WHAT THE TASK ASKS -
Every line that includes the word "旅游相关" is to be listed.

* Begin *

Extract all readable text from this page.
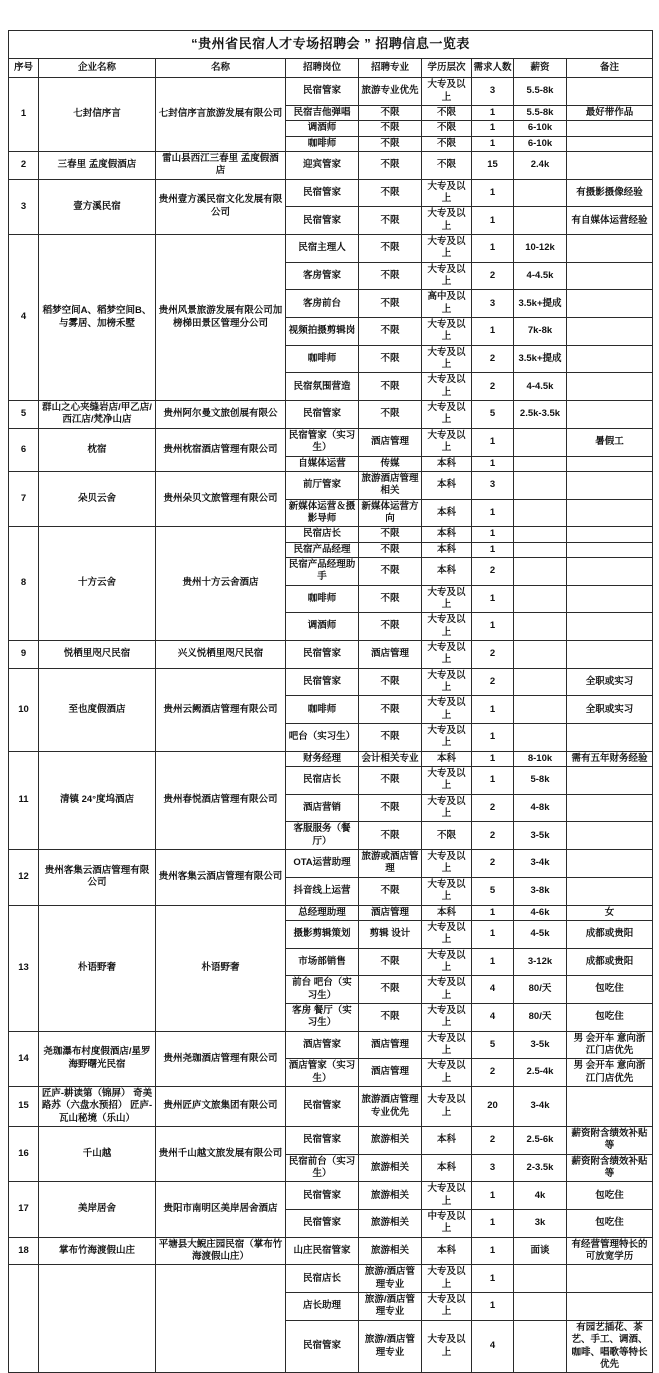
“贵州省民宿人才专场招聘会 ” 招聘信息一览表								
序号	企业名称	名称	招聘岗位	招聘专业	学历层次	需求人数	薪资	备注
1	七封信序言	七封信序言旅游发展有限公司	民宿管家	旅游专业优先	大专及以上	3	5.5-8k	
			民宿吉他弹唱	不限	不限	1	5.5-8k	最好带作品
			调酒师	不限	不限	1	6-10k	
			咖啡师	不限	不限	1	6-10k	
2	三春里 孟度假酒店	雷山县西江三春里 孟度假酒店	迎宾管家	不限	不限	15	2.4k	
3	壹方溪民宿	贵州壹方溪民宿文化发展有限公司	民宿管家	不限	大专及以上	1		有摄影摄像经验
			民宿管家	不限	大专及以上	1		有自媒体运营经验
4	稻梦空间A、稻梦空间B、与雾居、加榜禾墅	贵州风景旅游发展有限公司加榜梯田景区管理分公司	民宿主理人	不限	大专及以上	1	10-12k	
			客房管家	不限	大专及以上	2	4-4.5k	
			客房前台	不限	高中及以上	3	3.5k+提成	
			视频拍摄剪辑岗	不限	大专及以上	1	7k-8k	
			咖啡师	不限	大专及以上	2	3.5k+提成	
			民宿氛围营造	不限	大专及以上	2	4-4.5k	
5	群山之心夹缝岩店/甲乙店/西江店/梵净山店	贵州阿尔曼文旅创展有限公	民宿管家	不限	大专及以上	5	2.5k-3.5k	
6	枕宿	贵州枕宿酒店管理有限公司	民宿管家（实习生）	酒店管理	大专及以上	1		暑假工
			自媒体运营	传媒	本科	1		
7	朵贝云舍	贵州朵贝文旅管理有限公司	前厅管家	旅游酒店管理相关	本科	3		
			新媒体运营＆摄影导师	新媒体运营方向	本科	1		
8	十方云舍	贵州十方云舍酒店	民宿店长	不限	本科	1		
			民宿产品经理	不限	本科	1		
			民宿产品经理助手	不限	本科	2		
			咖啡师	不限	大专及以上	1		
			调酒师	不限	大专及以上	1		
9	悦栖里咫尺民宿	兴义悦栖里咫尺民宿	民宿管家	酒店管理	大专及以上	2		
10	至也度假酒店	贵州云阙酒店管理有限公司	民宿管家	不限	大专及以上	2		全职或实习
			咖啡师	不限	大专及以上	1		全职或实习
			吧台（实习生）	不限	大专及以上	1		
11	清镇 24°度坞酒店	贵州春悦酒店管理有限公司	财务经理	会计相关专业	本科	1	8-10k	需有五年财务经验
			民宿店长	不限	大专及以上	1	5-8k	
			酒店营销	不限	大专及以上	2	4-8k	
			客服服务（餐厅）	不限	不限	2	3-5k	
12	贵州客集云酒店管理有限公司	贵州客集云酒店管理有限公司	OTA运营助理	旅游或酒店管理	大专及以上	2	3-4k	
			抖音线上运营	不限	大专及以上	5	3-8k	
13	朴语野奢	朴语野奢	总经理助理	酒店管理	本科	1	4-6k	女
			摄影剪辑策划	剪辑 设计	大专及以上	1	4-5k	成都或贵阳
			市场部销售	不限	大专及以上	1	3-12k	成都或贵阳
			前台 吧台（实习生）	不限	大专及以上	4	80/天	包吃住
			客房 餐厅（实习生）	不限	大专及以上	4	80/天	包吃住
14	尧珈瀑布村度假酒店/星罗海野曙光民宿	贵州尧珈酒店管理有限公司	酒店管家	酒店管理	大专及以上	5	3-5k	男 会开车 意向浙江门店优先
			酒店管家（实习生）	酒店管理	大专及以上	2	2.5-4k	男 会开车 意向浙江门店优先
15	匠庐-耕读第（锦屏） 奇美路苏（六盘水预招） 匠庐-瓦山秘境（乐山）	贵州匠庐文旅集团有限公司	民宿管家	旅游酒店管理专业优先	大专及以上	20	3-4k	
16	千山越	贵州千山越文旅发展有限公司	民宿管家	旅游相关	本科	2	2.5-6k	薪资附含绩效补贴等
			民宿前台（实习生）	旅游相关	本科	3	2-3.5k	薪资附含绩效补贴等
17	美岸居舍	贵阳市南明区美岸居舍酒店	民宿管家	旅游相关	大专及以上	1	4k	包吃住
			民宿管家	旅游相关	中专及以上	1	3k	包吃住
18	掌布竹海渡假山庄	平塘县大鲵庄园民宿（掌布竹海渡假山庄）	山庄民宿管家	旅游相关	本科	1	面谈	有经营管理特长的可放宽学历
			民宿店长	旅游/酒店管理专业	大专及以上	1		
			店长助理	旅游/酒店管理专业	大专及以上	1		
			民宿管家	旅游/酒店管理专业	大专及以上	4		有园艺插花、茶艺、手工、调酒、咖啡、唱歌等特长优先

* End *
* Begin *

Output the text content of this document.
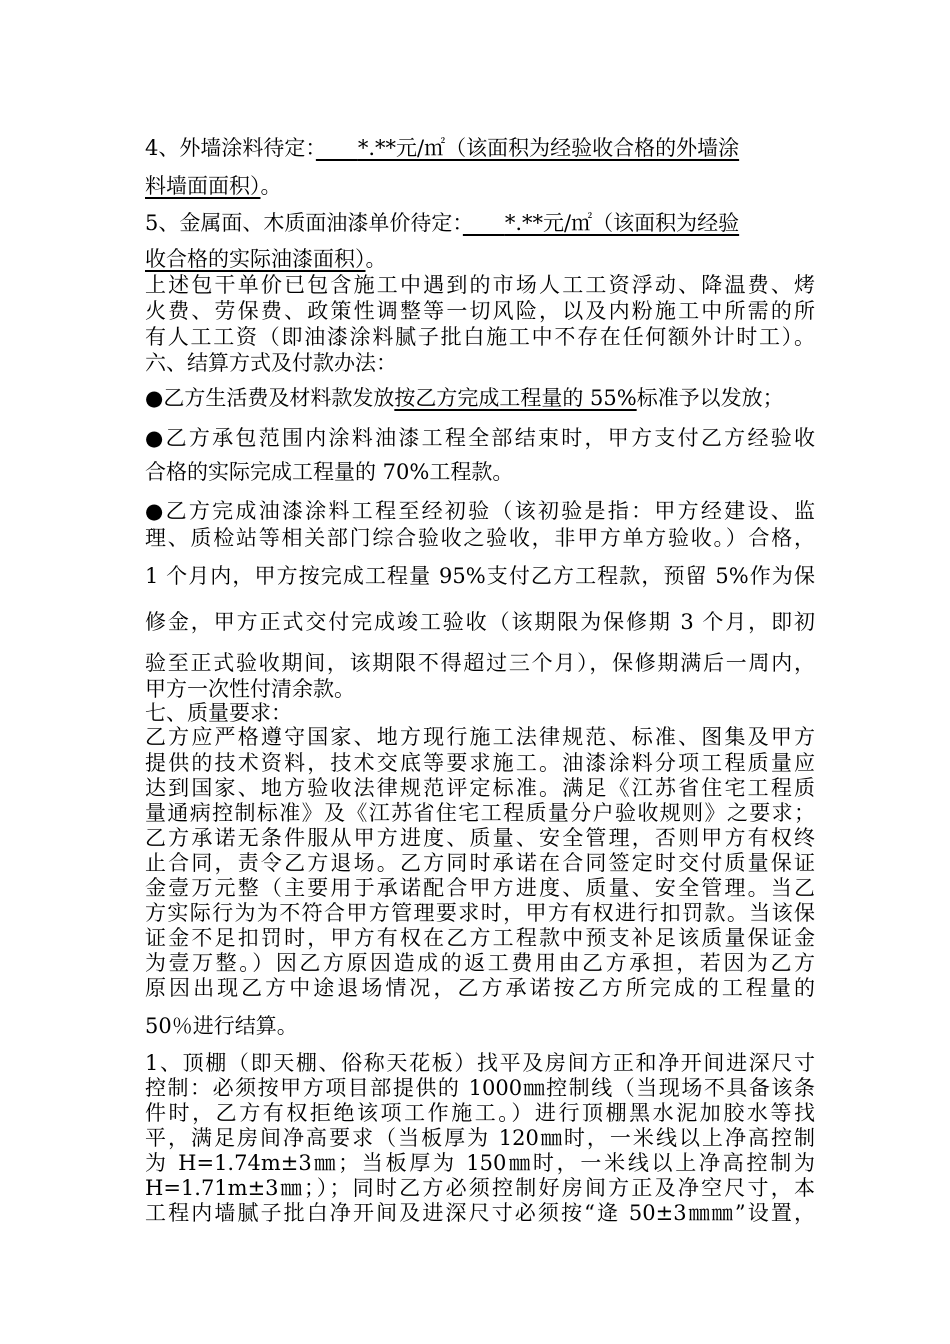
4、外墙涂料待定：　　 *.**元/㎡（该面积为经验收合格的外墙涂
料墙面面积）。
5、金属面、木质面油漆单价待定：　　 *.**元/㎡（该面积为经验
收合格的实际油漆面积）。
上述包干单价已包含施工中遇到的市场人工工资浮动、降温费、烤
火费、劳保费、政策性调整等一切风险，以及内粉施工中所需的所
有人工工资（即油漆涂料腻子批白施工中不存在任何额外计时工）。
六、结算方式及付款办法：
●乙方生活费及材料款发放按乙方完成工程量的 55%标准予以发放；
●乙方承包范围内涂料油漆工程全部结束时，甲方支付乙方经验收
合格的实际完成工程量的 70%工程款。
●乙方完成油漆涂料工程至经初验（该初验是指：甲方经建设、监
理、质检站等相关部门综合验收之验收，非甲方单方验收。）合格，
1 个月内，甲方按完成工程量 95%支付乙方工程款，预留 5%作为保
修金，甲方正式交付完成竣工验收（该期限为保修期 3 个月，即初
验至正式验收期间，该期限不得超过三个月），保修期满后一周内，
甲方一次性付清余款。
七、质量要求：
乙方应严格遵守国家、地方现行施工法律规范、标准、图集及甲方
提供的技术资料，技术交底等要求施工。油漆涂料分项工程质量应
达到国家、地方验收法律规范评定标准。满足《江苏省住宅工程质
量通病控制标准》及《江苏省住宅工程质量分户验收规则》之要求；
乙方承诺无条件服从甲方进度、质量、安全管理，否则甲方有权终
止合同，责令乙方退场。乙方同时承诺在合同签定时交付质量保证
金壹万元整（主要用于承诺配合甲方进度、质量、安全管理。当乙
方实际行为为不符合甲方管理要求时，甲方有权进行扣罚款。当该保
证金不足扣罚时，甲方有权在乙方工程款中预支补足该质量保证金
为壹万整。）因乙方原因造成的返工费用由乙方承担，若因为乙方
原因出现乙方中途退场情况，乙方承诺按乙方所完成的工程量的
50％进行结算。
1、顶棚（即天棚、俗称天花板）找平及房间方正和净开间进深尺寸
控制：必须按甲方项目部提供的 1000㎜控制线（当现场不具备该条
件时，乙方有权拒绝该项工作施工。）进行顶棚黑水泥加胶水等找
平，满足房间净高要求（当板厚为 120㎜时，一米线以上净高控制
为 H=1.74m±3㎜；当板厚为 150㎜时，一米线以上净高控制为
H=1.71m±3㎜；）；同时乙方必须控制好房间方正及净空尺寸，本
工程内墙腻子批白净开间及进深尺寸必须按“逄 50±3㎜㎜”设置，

* End *

THE RESPONSE -
16	千山越	贵州千山越文旅发展有限公司	民宿管家	旅游相关	本科	2	2.5-6k	薪资附含绩效补贴等
			民宿前台（实习生）	旅游相关	本科	3	2-3.5k	薪资附含绩效补贴等
17	美岸居舍	贵阳市南明区美岸居舍酒店	民宿管家	旅游相关	大专及以上	1	4k	包吃住
			民宿管家	旅游相关	中专及以上	1	3k	包吃住
18	掌布竹海渡假山庄	平塘县大鲵庄园民宿（掌布竹海渡假山庄）	山庄民宿管家	旅游相关	本科	1	面谈	有经营管理特长的可放宽学历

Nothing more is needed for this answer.